>> Begin INPUT MATERIAL

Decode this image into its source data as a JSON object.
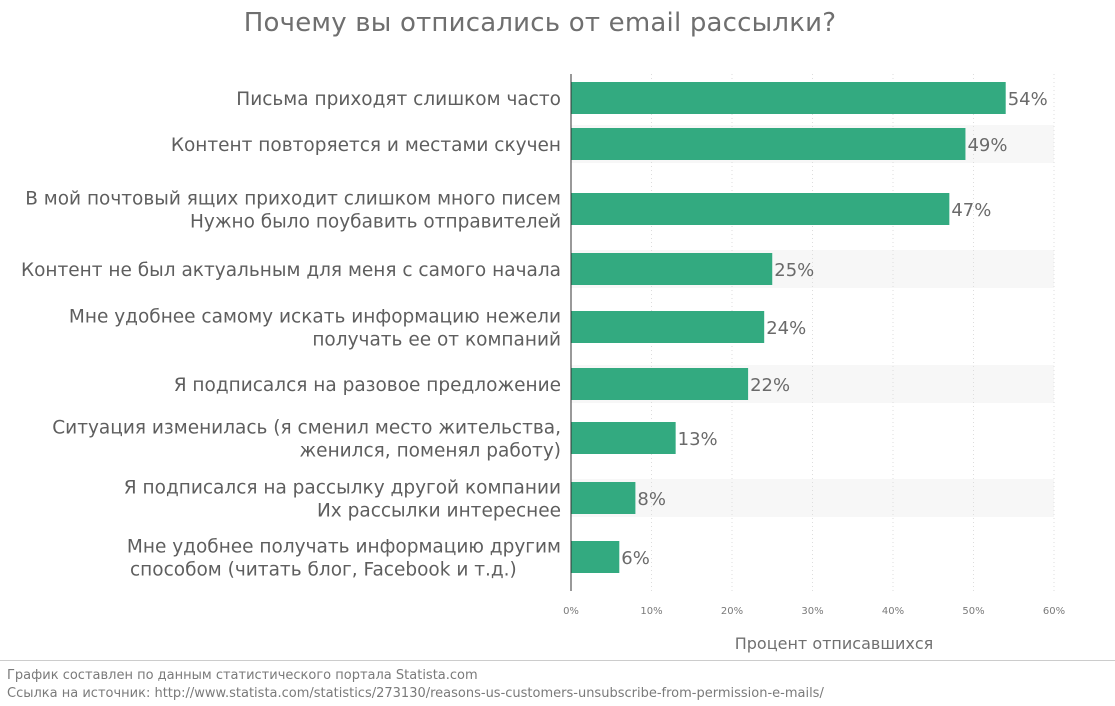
{
  "chart_data": {
    "type": "bar",
    "orientation": "horizontal",
    "title": "Почему вы отписались от email рассылки?",
    "xlabel": "Процент отписавшихся",
    "ylabel": "",
    "xlim": [
      0,
      60
    ],
    "xticks": [
      "0%",
      "10%",
      "20%",
      "30%",
      "40%",
      "50%",
      "60%"
    ],
    "grid": true,
    "categories": [
      [
        "Письма приходят слишком часто"
      ],
      [
        "Контент повторяется и местами скучен"
      ],
      [
        "В мой почтовый ящих приходит слишком много писем",
        "Нужно было  поубавить отправителей"
      ],
      [
        "Контент не был актуальным для меня с самого начала"
      ],
      [
        "Мне удобнее самому искать информацию нежели",
        "получать ее от компаний"
      ],
      [
        "Я подписался на разовое предложение"
      ],
      [
        "Ситуация изменилась (я сменил место жительства,",
        "женился, поменял работу)"
      ],
      [
        "Я подписался на рассылку другой компании",
        "Их рассылки интереснее"
      ],
      [
        "Мне удобнее получать информацию другим",
        "способом  (читать блог, Facebook и т.д.)"
      ]
    ],
    "values": [
      54,
      49,
      47,
      25,
      24,
      22,
      13,
      8,
      6
    ],
    "value_labels": [
      "54%",
      "49%",
      "47%",
      "25%",
      "24%",
      "22%",
      "13%",
      "8%",
      "6%"
    ],
    "bar_color": "#33aa80",
    "band_color": "#f7f7f7"
  },
  "footer": {
    "note": "График составлен по данным статистического портала Statista.com",
    "link": "Ссылка на источник: http://www.statista.com/statistics/273130/reasons-us-customers-unsubscribe-from-permission-e-mails/"
  }
}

>> End INPUT MATERIAL

Exactly reproduce the entries above, minus the pictures.

Decode this image into its source data as a JSON object.
{
  "chart_data": {
    "type": "bar",
    "orientation": "horizontal",
    "title": "Почему вы отписались от email рассылки?",
    "xlabel": "Процент отписавшихся",
    "ylabel": "",
    "xlim": [
      0,
      60
    ],
    "xticks": [
      "0%",
      "10%",
      "20%",
      "30%",
      "40%",
      "50%",
      "60%"
    ],
    "grid": true,
    "categories": [
      [
        "Письма приходят слишком часто"
      ],
      [
        "Контент повторяется и местами скучен"
      ],
      [
        "В мой почтовый ящих приходит слишком много писем",
        "Нужно было  поубавить отправителей"
      ],
      [
        "Контент не был актуальным для меня с самого начала"
      ],
      [
        "Мне удобнее самому искать информацию нежели",
        "получать ее от компаний"
      ],
      [
        "Я подписался на разовое предложение"
      ],
      [
        "Ситуация изменилась (я сменил место жительства,",
        "женился, поменял работу)"
      ],
      [
        "Я подписался на рассылку другой компании",
        "Их рассылки интереснее"
      ],
      [
        "Мне удобнее получать информацию другим",
        "способом  (читать блог, Facebook и т.д.)"
      ]
    ],
    "values": [
      54,
      49,
      47,
      25,
      24,
      22,
      13,
      8,
      6
    ],
    "value_labels": [
      "54%",
      "49%",
      "47%",
      "25%",
      "24%",
      "22%",
      "13%",
      "8%",
      "6%"
    ],
    "bar_color": "#33aa80",
    "band_color": "#f7f7f7"
  },
  "footer": {
    "note": "График составлен по данным статистического портала Statista.com",
    "link": "Ссылка на источник: http://www.statista.com/statistics/273130/reasons-us-customers-unsubscribe-from-permission-e-mails/"
  }
}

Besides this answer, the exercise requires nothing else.